**TEXT ZUM LESEN:**
Prozessoren von Intel treiben Millionen von Laptops an. Doch das Unternehmen hat sich zu sehr auf sein Monopol verlassen und neue Entwicklungen verpasst. Nun droht ihm ein massiver Bedeutungsverlust.
Sie waren die Ersten und lange auch die Besten: Intel-Prozessoren. Den blauen Aufkleber mit der Aufschrift «Intel inside» rechts unter der Tastatur kennen viele Laptop-Nutzer. Noch heute ziert er Millionen von Laptops, egal ob von Dell, HP, Acer oder LG.
Während Jahrzehnten stand die kalifornische Tech-Firma Intel wie kaum ein anderes Unternehmen für den technologischen Fortschritt. Vor über 50 Jahren brachte sie den ersten kommerziellen Mikroprozessor auf den Markt, was modernen Computern den Durchbruch verschaffte.
Doch in den vergangenen Jahren wurde die Firma gleich von mehreren Konkurrenten erst ein-, später überholt. Nun muss Intel sparen, will 15 000 Stellen streichen, verschiebt Projekte, die es eigentlich wieder wettbewerbsfähig machen sollten.
Während die Börsenkurse anderer Tech-Unternehmen in den vergangenen Monaten stiegen und stiegen, brach der Wert Intels ein. Heute ist es gemessen an seiner Marktkapitalisierung noch halb so viel wert wie Anfang Jahr. Und nun schrieben verschiedene Medien Anfang Woche, der Konkurrent Qualcomm erwäge eine Übernahme. Wie kann das sein? Warum liegt die einstige Ikone am Boden?

**ENTNOMMENES MATERIAL:**

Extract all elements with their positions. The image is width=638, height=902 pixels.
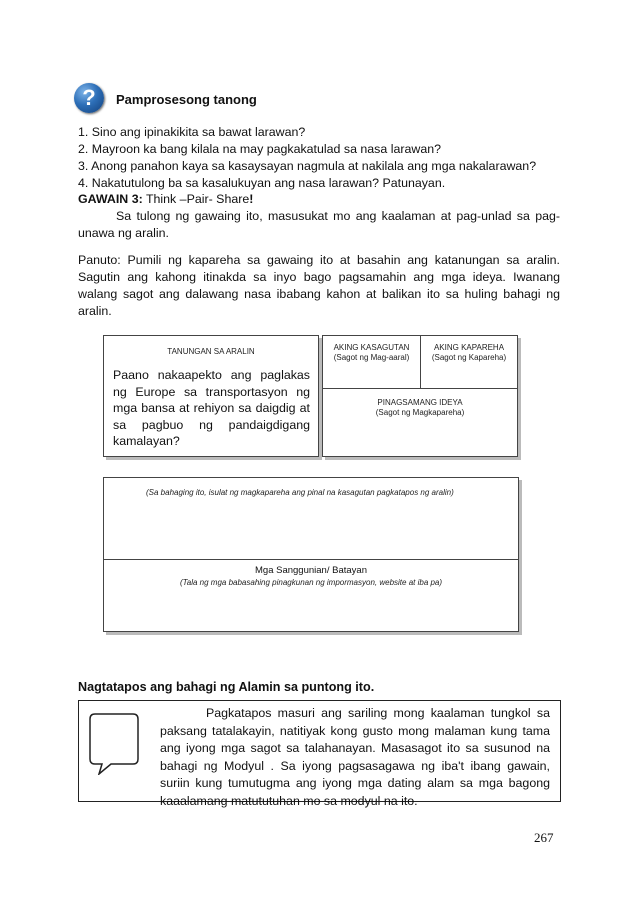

...

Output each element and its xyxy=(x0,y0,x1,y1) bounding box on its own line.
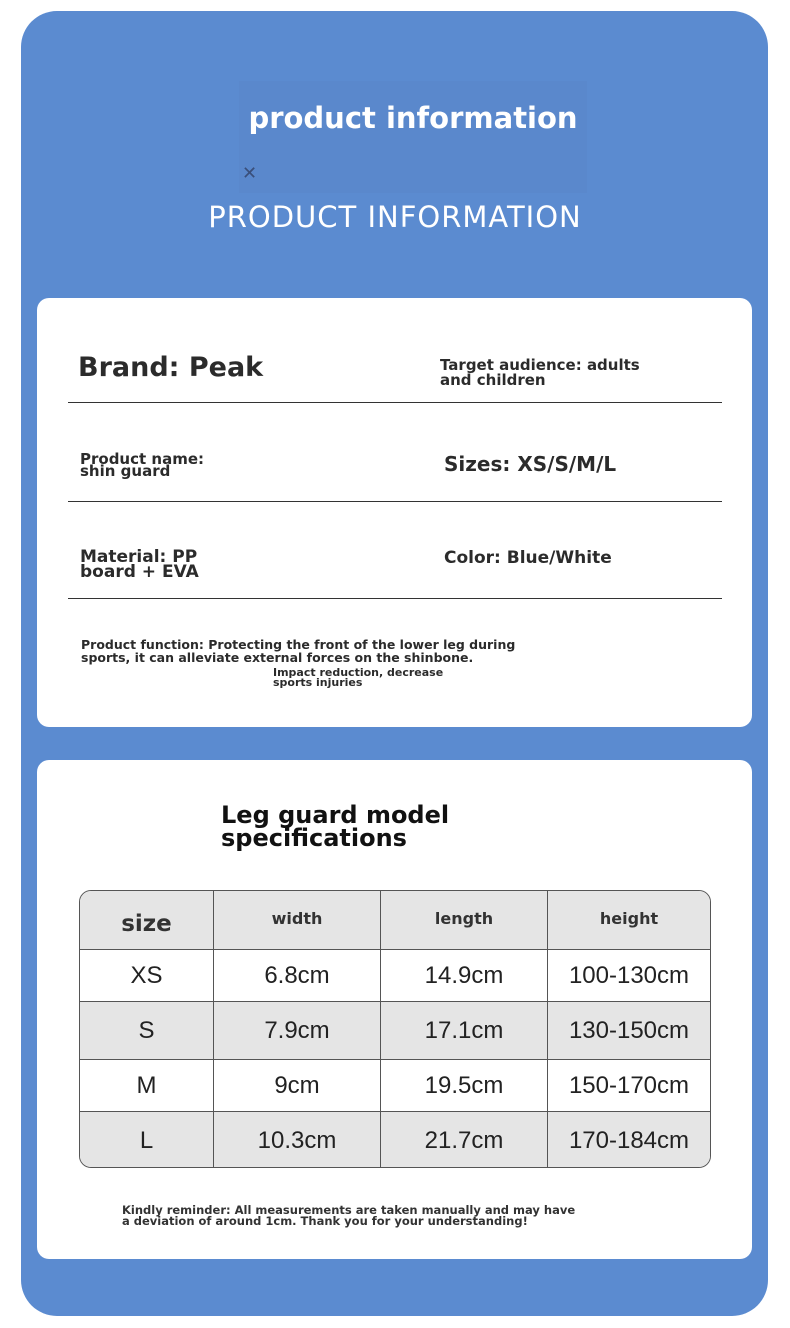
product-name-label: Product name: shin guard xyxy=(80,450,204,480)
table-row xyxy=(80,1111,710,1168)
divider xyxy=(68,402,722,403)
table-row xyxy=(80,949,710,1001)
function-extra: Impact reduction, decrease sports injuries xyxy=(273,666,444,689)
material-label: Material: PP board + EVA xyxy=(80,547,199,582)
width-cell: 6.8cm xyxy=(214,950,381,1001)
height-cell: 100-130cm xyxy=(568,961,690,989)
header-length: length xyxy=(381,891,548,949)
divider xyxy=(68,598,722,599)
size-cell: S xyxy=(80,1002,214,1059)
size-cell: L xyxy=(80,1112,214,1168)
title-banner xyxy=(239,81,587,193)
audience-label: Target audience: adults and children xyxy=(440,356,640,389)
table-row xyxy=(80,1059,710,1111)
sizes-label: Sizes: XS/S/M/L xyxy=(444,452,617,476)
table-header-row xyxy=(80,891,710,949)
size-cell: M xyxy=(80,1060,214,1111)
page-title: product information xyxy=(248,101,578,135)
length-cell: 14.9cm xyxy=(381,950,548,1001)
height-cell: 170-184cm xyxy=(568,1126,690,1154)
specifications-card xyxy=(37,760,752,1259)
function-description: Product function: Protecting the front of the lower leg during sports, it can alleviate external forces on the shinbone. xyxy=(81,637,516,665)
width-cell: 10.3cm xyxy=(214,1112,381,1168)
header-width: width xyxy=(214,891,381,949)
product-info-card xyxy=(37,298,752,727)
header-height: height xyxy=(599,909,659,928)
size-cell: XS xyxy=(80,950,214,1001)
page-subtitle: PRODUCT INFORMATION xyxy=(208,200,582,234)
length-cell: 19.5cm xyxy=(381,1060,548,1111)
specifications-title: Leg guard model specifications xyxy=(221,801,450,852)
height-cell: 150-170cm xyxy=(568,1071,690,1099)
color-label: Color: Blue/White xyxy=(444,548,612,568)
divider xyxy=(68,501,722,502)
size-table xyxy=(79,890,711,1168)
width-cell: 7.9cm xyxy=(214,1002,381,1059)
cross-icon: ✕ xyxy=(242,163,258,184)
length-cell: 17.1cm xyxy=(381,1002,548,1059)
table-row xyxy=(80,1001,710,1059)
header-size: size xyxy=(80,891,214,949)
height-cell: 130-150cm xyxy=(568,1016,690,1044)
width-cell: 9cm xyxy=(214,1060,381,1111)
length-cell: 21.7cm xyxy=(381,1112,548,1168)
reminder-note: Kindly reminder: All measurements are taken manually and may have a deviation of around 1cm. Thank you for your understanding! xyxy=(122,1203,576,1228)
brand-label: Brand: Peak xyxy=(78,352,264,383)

**ÜBUNGSAUFGABEN:**
a) Nenne alle Laptop-Hersteller, die im Text über Intel erwähnt werden.
b) Führe den Text über Intel im Anschluss an seinen letzten Satz weiter.

**LÖSUNGEN:**
a) Dell, HP, Acer, LG

b)
Intel verpasst die Smartphone-Revolution
Mit den Mikroprozessoren für Laptops und PCs verschaffte sich Intel in den 1990er Jahren ein Monopol, das bis heute besteht. Damals wollten alle mit Intel zusammenarbeiten: Microsoft für ihre Windows-Computer, Apple für das erste iPhone, die Elite-Uni Caltech für ihren ersten Supercomputer. Doch heute ist davon nicht mehr viel übrig. Dominierend ist Intel einzig noch auf dem Markt für Laptop-Prozessoren.
Der Abstieg begann mit der Smartphone-Revolution. 2007 lancierte Apple mit dem iPhone das erste internetfähige Mobiltelefon, das sich am Markt durchsetzte. Innerhalb weniger Jahre wurden Millionen der Geräte verkauft. In allen steckten Prozessoren.
Was ein ungeheurer Erfolg für Intel hätte werden können, wurde eine riesige verpasste Chance. Apple fragte Intel an, ob es die Prozessoren für die mobilen Geräte liefern wolle. Der damalige Intel-CEO Paul Otellini lehnte ab, unter anderem, weil er den Markt dafür und die Herstellungskosten falsch einschätzte.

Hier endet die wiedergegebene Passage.